■ STATED GOAL:
Type out the records that follow, exactly as given.

Source records
****************************************
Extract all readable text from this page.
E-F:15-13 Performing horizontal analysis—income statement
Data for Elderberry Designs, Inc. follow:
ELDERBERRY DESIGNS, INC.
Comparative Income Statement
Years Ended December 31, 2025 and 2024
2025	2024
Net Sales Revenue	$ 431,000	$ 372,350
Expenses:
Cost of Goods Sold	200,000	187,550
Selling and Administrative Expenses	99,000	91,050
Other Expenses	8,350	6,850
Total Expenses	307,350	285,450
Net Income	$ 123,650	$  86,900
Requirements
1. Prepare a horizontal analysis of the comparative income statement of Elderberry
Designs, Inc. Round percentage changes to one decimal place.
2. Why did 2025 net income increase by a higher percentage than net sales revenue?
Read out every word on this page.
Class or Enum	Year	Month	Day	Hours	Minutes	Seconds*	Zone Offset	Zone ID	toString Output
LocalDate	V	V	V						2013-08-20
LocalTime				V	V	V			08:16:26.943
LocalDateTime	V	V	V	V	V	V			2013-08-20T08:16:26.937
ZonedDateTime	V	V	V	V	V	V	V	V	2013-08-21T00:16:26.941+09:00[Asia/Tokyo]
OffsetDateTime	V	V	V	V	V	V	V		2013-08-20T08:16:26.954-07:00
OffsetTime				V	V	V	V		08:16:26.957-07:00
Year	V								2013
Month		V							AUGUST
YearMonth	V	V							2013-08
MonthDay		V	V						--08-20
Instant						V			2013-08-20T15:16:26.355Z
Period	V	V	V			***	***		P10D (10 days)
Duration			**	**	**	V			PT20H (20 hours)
****************************************
■ WRITTEN ANSWER:
Extract all readable text from this page.
E-F:15-13 Performing horizontal analysis—income statement
Data for Elderberry Designs, Inc. follow:
ELDERBERRY DESIGNS, INC.
Comparative Income Statement
Years Ended December 31, 2025 and 2024
2025	2024
Net Sales Revenue	$ 431,000	$ 372,350
Expenses:
Cost of Goods Sold	200,000	187,550
Selling and Administrative Expenses	99,000	91,050
Other Expenses	8,350	6,850
Total Expenses	307,350	285,450
Net Income	$ 123,650	$  86,900
Requirements
1. Prepare a horizontal analysis of the comparative income statement of Elderberry
Designs, Inc. Round percentage changes to one decimal place.
2. Why did 2025 net income increase by a higher percentage than net sales revenue?
Read out every word on this page.
Class or Enum	Year	Month	Day	Hours	Minutes	Seconds*	Zone Offset	Zone ID	toString Output
LocalDate	V	V	V						2013-08-20
LocalTime				V	V	V			08:16:26.943
LocalDateTime	V	V	V	V	V	V			2013-08-20T08:16:26.937
ZonedDateTime	V	V	V	V	V	V	V	V	2013-08-21T00:16:26.941+09:00[Asia/Tokyo]
OffsetDateTime	V	V	V	V	V	V	V		2013-08-20T08:16:26.954-07:00
OffsetTime				V	V	V	V		08:16:26.957-07:00
Year	V								2013
Month		V							AUGUST
YearMonth	V	V							2013-08
MonthDay		V	V						--08-20
Instant						V			2013-08-20T15:16:26.355Z
Period	V	V	V			***	***		P10D (10 days)
Duration			**	**	**	V			PT20H (20 hours)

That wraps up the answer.